*Goal of the exercise*
From the records below, extract all the text exactly and leave the images behind.
+++
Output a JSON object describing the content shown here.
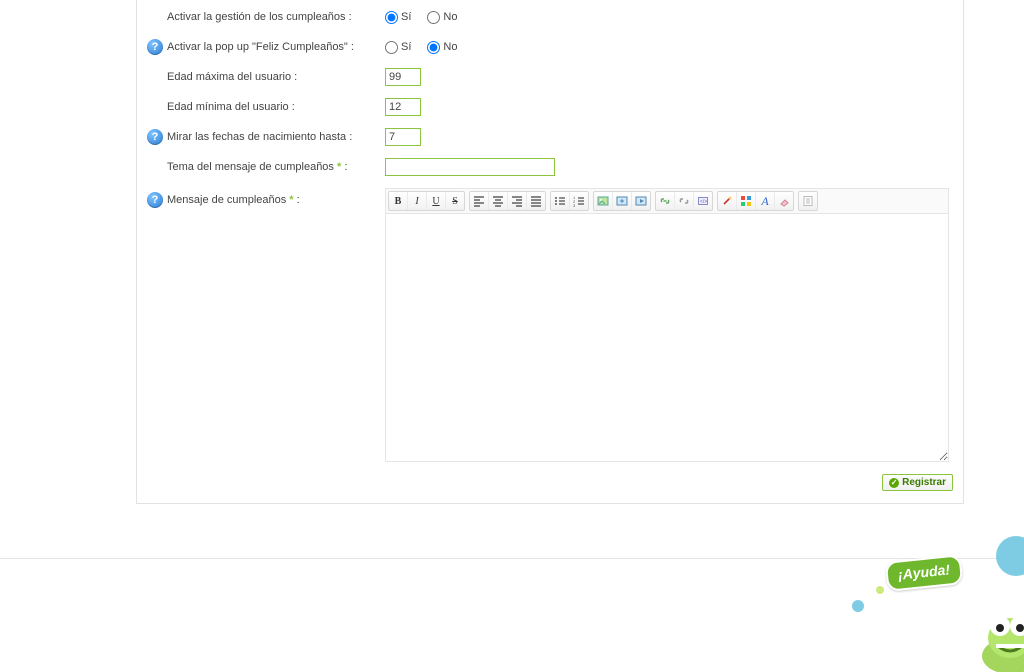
{
  "rows": {
    "activar_gestion": {
      "label": "Activar la gestión de los cumpleaños :",
      "yes": "Sí",
      "no": "No"
    },
    "activar_popup": {
      "label": "Activar la pop up \"Feliz Cumpleaños\" :",
      "yes": "Sí",
      "no": "No"
    },
    "edad_max": {
      "label": "Edad máxima del usuario :",
      "value": "99"
    },
    "edad_min": {
      "label": "Edad mínima del usuario :",
      "value": "12"
    },
    "mirar_fechas": {
      "label": "Mirar las fechas de nacimiento hasta :",
      "value": "7"
    },
    "tema": {
      "label": "Tema del mensaje de cumpleaños ",
      "value": ""
    },
    "mensaje": {
      "label": "Mensaje de cumpleaños "
    }
  },
  "misc": {
    "required_marker": "*",
    "colon": " :"
  },
  "submit": {
    "label": "Registrar"
  },
  "help_glyph": "?",
  "ayuda": {
    "label": "¡Ayuda!"
  },
  "radio_state": {
    "activar_gestion": "yes",
    "activar_popup": "no"
  }
}
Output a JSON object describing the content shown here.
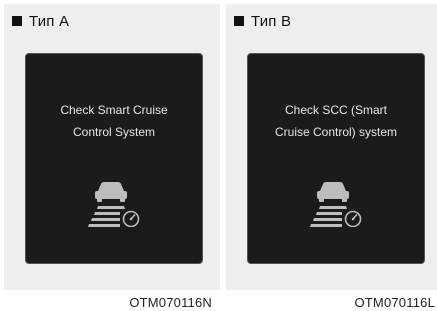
{
  "panels": [
    {
      "type_label": "Тип A",
      "message_line1": "Check Smart Cruise",
      "message_line2": "Control System",
      "image_code": "OTM070116N",
      "icon": "smart-cruise-control-warning-icon"
    },
    {
      "type_label": "Тип B",
      "message_line1": "Check SCC (Smart",
      "message_line2": "Cruise Control) system",
      "image_code": "OTM070116L",
      "icon": "smart-cruise-control-warning-icon"
    }
  ],
  "colors": {
    "panel_background": "#eeeeee",
    "screen_background": "#1b1b1b",
    "screen_text": "#e6e6e6",
    "icon": "#bdbdbd"
  }
}
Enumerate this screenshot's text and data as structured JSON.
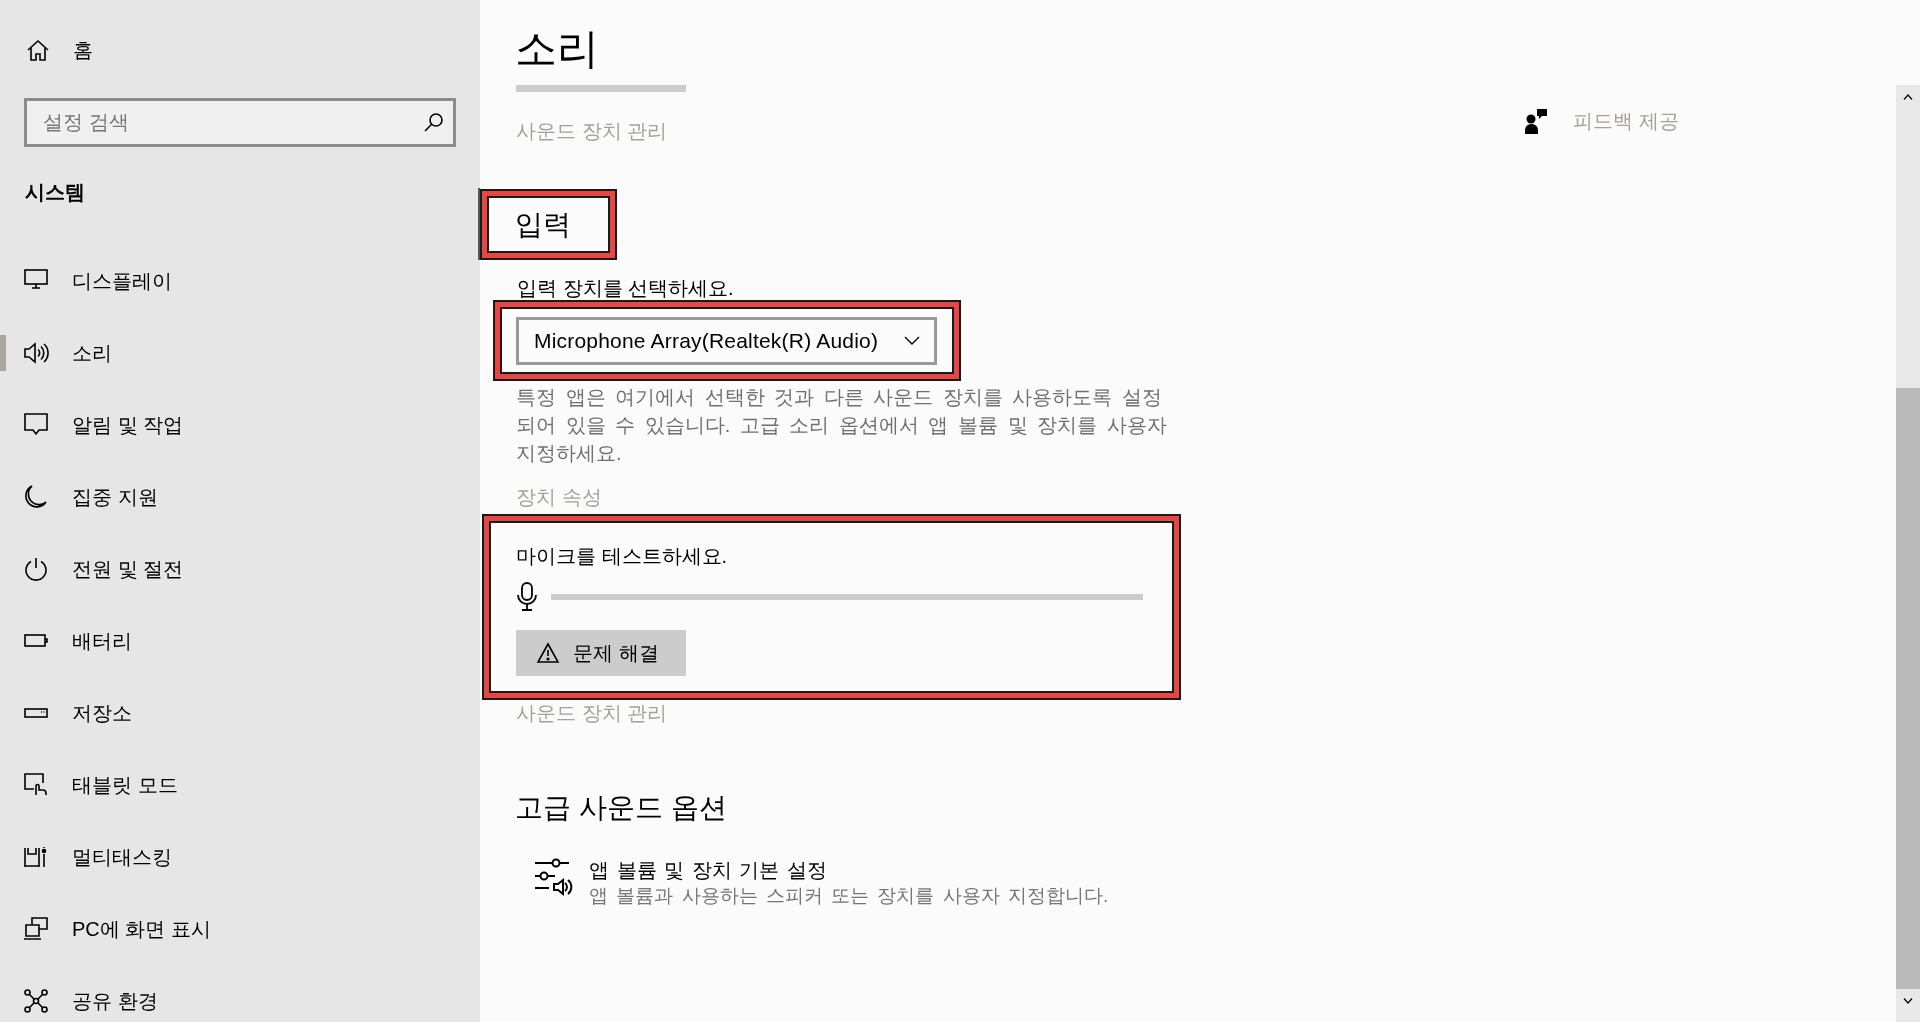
{
  "sidebar": {
    "home": "홈",
    "search": {
      "placeholder": "설정 검색"
    },
    "section": "시스템",
    "items": [
      {
        "label": "디스플레이",
        "selected": false
      },
      {
        "label": "소리",
        "selected": true
      },
      {
        "label": "알림 및 작업",
        "selected": false
      },
      {
        "label": "집중 지원",
        "selected": false
      },
      {
        "label": "전원 및 절전",
        "selected": false
      },
      {
        "label": "배터리",
        "selected": false
      },
      {
        "label": "저장소",
        "selected": false
      },
      {
        "label": "태블릿 모드",
        "selected": false
      },
      {
        "label": "멀티태스킹",
        "selected": false
      },
      {
        "label": "PC에 화면 표시",
        "selected": false
      },
      {
        "label": "공유 환경",
        "selected": false
      }
    ]
  },
  "header": {
    "title": "소리",
    "manage_link": "사운드 장치 관리"
  },
  "feedback": {
    "label": "피드백 제공"
  },
  "input": {
    "heading": "입력",
    "highlighted": true,
    "device_prompt": "입력 장치를 선택하세요.",
    "device_select": {
      "value": "Microphone Array(Realtek(R) Audio)",
      "highlighted": true
    },
    "description": "특정 앱은 여기에서 선택한 것과 다른 사운드 장치를 사용하도록 설정 되어 있을 수 있습니다. 고급 소리 옵션에서 앱 볼륨 및 장치를 사용자 지정하세요.",
    "properties_link": "장치 속성",
    "mic_test": {
      "label": "마이크를 테스트하세요.",
      "highlighted": true,
      "troubleshoot_button": "문제 해결"
    },
    "manage_link": "사운드 장치 관리"
  },
  "advanced": {
    "heading": "고급 사운드 옵션",
    "items": [
      {
        "title": "앱 볼륨 및 장치 기본 설정",
        "description": "앱 볼륨과 사용하는 스피커 또는 장치를 사용자 지정합니다."
      }
    ]
  }
}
+++
*Solution to the exercise*
Output a JSON object describing the content shown here.
{
  "rows": {
    "activar_gestion": {
      "label": "Activar la gestión de los cumpleaños :",
      "yes": "Sí",
      "no": "No"
    },
    "activar_popup": {
      "label": "Activar la pop up \"Feliz Cumpleaños\" :",
      "yes": "Sí",
      "no": "No"
    },
    "edad_max": {
      "label": "Edad máxima del usuario :",
      "value": "99"
    },
    "edad_min": {
      "label": "Edad mínima del usuario :",
      "value": "12"
    },
    "mirar_fechas": {
      "label": "Mirar las fechas de nacimiento hasta :",
      "value": "7"
    },
    "tema": {
      "label": "Tema del mensaje de cumpleaños ",
      "value": ""
    },
    "mensaje": {
      "label": "Mensaje de cumpleaños "
    }
  },
  "misc": {
    "required_marker": "*",
    "colon": " :"
  },
  "submit": {
    "label": "Registrar"
  },
  "help_glyph": "?",
  "ayuda": {
    "label": "¡Ayuda!"
  },
  "radio_state": {
    "activar_gestion": "yes",
    "activar_popup": "no"
  }
}
Output a JSON object describing the content shown here.
{
  "panels": [
    {
      "type_label": "Тип A",
      "message_line1": "Check Smart Cruise",
      "message_line2": "Control System",
      "image_code": "OTM070116N",
      "icon": "smart-cruise-control-warning-icon"
    },
    {
      "type_label": "Тип B",
      "message_line1": "Check SCC (Smart",
      "message_line2": "Cruise Control) system",
      "image_code": "OTM070116L",
      "icon": "smart-cruise-control-warning-icon"
    }
  ],
  "colors": {
    "panel_background": "#eeeeee",
    "screen_background": "#1b1b1b",
    "screen_text": "#e6e6e6",
    "icon": "#bdbdbd"
  }
}
Enumerate this screenshot's text and data as structured JSON.
{
  "sidebar": {
    "home": "홈",
    "search": {
      "placeholder": "설정 검색"
    },
    "section": "시스템",
    "items": [
      {
        "label": "디스플레이",
        "selected": false
      },
      {
        "label": "소리",
        "selected": true
      },
      {
        "label": "알림 및 작업",
        "selected": false
      },
      {
        "label": "집중 지원",
        "selected": false
      },
      {
        "label": "전원 및 절전",
        "selected": false
      },
      {
        "label": "배터리",
        "selected": false
      },
      {
        "label": "저장소",
        "selected": false
      },
      {
        "label": "태블릿 모드",
        "selected": false
      },
      {
        "label": "멀티태스킹",
        "selected": false
      },
      {
        "label": "PC에 화면 표시",
        "selected": false
      },
      {
        "label": "공유 환경",
        "selected": false
      }
    ]
  },
  "header": {
    "title": "소리",
    "manage_link": "사운드 장치 관리"
  },
  "feedback": {
    "label": "피드백 제공"
  },
  "input": {
    "heading": "입력",
    "highlighted": true,
    "device_prompt": "입력 장치를 선택하세요.",
    "device_select": {
      "value": "Microphone Array(Realtek(R) Audio)",
      "highlighted": true
    },
    "description": "특정 앱은 여기에서 선택한 것과 다른 사운드 장치를 사용하도록 설정 되어 있을 수 있습니다. 고급 소리 옵션에서 앱 볼륨 및 장치를 사용자 지정하세요.",
    "properties_link": "장치 속성",
    "mic_test": {
      "label": "마이크를 테스트하세요.",
      "highlighted": true,
      "troubleshoot_button": "문제 해결"
    },
    "manage_link": "사운드 장치 관리"
  },
  "advanced": {
    "heading": "고급 사운드 옵션",
    "items": [
      {
        "title": "앱 볼륨 및 장치 기본 설정",
        "description": "앱 볼륨과 사용하는 스피커 또는 장치를 사용자 지정합니다."
      }
    ]
  }
}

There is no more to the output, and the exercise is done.